=== The exercise ===
Locate all lines with the word "this" and copy them out.

-- start The data --

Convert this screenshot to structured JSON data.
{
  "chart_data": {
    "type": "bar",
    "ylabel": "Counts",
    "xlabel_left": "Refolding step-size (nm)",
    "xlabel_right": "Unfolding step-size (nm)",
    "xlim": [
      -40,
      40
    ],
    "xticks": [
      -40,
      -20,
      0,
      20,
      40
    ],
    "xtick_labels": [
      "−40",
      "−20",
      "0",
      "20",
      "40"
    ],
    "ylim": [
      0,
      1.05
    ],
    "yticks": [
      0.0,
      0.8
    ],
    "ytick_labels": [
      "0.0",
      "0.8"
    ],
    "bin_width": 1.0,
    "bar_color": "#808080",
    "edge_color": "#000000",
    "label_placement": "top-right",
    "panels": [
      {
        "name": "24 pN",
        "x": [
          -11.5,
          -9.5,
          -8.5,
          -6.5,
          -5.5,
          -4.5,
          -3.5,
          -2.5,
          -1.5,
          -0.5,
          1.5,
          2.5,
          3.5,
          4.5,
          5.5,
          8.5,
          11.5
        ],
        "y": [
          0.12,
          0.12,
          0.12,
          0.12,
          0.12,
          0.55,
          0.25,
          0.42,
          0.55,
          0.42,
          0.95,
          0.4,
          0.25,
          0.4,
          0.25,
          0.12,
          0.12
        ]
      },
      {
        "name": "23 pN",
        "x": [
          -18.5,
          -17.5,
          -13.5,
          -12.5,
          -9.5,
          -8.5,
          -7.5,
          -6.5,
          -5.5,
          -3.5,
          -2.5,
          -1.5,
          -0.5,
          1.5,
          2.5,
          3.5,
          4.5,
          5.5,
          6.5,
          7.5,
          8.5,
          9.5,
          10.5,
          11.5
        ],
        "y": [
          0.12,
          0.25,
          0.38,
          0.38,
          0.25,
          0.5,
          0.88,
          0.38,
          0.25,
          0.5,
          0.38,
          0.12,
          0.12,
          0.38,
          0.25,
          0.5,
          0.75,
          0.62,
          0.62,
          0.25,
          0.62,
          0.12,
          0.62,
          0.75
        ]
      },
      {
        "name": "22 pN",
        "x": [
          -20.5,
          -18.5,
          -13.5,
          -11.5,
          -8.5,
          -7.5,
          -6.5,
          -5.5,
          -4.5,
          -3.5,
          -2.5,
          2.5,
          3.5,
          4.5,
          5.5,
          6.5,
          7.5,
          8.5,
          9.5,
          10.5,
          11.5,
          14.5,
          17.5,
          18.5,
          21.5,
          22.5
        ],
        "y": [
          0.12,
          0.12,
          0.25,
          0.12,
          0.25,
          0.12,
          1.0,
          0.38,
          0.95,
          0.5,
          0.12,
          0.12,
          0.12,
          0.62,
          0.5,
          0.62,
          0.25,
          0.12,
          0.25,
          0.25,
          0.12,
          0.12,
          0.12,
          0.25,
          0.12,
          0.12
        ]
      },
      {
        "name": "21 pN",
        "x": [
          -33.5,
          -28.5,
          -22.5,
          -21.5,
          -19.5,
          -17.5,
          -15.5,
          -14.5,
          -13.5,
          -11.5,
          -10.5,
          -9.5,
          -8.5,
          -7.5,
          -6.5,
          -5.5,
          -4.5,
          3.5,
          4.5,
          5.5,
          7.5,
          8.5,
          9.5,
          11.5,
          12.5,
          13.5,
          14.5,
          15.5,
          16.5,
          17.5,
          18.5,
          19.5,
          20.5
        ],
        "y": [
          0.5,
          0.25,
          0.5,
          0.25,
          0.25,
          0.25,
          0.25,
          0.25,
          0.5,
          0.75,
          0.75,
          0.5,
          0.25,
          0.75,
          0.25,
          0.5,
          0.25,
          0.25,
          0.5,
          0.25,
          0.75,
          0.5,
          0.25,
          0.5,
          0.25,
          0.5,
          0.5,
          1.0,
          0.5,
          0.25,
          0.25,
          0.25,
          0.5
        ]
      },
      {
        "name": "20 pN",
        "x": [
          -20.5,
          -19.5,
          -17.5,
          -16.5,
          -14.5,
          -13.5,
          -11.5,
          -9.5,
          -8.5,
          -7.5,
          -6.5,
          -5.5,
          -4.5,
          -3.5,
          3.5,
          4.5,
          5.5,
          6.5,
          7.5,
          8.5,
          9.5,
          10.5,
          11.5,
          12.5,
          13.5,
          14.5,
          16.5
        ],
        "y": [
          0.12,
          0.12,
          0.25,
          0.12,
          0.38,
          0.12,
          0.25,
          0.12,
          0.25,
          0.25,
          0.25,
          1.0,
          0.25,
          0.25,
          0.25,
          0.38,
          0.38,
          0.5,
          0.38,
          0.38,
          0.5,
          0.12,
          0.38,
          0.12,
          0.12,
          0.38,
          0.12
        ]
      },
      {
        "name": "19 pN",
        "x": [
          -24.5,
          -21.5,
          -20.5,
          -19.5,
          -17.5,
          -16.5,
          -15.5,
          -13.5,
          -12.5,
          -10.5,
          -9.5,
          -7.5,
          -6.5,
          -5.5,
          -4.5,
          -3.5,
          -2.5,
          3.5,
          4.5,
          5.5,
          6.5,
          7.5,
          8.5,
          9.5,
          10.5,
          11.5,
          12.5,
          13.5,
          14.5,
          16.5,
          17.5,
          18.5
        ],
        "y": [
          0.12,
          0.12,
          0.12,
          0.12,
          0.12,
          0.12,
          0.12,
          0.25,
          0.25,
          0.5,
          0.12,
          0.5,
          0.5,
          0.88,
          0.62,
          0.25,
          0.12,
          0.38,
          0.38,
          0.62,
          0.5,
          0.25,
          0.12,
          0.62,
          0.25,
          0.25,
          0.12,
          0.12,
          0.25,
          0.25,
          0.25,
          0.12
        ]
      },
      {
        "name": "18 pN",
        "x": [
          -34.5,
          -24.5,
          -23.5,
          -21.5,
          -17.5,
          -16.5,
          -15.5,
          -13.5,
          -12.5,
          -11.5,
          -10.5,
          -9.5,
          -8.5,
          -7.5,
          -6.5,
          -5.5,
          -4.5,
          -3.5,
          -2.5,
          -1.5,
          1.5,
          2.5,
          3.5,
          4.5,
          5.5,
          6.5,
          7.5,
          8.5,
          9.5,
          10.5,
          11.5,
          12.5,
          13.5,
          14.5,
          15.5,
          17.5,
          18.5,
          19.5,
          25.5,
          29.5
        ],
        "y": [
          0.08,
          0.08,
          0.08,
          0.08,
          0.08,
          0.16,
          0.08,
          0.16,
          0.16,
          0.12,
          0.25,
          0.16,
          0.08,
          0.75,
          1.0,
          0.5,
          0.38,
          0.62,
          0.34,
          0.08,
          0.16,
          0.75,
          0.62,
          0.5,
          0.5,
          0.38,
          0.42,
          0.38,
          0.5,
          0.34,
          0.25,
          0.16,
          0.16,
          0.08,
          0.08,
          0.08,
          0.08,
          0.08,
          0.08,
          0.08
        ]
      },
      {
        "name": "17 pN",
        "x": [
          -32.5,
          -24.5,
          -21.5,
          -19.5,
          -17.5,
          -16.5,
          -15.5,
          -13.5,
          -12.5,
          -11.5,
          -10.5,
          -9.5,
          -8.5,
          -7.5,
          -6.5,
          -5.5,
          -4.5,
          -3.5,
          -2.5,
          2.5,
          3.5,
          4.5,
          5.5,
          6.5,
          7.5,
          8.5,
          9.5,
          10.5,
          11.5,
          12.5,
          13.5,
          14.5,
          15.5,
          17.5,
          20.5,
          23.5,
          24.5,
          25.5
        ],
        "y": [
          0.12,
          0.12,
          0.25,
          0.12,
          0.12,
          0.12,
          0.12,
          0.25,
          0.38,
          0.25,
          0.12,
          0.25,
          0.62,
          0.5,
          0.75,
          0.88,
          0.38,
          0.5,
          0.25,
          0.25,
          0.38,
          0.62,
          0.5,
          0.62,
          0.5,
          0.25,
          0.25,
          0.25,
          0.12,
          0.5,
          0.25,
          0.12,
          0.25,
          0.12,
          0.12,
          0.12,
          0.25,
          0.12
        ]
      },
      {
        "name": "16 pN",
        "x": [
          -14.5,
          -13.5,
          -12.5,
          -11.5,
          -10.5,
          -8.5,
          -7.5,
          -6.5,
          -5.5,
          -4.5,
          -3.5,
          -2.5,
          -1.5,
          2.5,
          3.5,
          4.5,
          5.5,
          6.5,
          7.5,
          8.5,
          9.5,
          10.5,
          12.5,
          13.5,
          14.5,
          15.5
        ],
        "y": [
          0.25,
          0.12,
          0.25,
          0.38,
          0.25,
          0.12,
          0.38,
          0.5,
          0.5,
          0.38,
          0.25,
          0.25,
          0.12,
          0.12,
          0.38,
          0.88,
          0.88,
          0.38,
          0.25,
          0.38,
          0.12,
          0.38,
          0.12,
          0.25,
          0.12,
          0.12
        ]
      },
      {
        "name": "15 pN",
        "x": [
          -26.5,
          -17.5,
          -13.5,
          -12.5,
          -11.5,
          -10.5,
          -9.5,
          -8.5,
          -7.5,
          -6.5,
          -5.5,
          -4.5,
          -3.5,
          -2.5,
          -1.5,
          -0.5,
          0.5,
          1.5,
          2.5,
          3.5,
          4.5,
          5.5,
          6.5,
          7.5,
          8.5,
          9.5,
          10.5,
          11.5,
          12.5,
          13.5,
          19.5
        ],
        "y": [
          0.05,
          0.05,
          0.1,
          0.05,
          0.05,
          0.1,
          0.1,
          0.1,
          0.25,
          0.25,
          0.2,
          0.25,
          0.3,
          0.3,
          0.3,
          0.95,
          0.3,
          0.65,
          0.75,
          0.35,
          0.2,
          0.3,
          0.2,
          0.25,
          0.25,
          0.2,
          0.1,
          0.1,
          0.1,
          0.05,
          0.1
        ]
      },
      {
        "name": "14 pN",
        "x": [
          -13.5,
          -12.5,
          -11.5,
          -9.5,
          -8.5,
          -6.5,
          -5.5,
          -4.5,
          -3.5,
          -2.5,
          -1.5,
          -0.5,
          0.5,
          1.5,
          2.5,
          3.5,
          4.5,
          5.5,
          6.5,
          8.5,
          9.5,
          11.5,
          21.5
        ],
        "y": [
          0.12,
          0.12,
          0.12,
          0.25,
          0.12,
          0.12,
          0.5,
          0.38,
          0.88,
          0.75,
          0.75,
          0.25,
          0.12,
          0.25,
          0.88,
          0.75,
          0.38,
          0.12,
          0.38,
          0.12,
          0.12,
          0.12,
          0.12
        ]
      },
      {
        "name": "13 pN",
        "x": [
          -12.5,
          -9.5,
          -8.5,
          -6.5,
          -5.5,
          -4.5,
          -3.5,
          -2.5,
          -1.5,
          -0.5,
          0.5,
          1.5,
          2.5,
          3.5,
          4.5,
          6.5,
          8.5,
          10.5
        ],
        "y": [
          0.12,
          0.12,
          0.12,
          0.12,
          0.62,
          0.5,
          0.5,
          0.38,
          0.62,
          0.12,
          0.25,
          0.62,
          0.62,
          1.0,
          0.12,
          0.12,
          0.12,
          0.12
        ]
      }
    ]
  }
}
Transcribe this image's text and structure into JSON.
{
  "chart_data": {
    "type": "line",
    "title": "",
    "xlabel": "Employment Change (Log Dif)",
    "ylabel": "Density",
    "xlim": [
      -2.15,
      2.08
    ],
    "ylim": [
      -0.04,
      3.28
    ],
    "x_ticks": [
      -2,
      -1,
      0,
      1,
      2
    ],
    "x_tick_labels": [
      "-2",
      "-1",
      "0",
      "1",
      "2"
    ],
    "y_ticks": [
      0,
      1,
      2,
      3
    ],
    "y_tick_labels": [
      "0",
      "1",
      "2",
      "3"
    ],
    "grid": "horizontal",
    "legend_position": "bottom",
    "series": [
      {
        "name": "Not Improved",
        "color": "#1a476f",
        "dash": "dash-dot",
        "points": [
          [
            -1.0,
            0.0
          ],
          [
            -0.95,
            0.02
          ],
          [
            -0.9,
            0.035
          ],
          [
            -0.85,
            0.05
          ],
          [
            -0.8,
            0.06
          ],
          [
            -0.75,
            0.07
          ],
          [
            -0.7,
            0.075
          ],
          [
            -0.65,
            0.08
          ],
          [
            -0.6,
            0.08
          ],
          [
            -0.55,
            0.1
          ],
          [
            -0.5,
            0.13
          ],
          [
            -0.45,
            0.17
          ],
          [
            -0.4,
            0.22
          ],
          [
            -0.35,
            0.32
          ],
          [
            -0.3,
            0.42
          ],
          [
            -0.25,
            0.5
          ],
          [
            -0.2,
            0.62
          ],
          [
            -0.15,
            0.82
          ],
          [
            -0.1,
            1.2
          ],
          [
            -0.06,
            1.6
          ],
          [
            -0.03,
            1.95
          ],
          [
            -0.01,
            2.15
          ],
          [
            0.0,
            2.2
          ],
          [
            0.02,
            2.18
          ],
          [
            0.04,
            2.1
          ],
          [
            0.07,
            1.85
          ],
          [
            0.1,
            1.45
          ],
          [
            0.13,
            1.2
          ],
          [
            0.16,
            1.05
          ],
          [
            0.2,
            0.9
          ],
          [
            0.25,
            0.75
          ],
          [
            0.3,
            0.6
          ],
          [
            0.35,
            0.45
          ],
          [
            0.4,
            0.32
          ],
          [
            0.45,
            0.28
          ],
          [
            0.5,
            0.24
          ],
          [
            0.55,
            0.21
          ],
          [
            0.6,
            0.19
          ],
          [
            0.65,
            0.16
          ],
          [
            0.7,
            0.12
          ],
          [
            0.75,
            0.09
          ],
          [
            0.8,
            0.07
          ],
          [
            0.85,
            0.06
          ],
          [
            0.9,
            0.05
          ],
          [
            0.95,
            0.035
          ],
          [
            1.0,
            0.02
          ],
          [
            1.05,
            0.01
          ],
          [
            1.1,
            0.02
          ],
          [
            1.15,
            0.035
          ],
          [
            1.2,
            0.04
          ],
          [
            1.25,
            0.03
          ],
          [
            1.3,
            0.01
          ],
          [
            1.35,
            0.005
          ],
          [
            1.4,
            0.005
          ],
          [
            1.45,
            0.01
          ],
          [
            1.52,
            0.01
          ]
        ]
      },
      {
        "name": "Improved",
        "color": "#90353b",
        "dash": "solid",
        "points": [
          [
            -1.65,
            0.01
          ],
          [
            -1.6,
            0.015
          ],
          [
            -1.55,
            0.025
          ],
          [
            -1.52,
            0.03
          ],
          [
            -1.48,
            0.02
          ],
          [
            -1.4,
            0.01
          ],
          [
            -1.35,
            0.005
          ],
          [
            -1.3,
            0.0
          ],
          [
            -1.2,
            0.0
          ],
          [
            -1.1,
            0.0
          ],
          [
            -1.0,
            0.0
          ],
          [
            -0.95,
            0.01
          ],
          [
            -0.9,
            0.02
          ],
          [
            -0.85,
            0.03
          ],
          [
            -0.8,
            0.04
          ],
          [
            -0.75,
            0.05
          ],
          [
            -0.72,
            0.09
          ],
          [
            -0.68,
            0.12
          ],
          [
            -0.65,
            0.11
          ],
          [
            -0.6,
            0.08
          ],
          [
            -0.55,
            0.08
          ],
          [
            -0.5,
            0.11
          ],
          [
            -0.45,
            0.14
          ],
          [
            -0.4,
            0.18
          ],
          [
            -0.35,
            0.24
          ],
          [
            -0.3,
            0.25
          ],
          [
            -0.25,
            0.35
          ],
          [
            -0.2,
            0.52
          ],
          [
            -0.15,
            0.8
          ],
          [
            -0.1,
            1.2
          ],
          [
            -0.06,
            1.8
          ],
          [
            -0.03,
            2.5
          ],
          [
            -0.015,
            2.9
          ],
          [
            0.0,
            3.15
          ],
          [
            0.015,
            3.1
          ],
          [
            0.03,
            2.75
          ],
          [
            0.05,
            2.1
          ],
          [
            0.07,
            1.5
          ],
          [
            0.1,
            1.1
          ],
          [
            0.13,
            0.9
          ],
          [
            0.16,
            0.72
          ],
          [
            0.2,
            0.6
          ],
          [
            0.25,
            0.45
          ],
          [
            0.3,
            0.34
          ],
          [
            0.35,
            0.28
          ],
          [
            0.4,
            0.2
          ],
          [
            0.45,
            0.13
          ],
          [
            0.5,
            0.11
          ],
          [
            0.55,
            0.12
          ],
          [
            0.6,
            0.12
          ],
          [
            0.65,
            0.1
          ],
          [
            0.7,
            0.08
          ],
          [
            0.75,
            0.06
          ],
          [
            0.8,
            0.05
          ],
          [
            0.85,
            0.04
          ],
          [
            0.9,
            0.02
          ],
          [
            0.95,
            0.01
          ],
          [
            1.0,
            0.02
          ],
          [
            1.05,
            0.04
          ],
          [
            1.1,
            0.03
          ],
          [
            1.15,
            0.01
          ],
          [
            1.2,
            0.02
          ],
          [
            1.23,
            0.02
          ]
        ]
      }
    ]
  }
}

-- end The data --

=== Result ===
Convert this screenshot to structured JSON data.
Transcribe this image's text and structure into JSON.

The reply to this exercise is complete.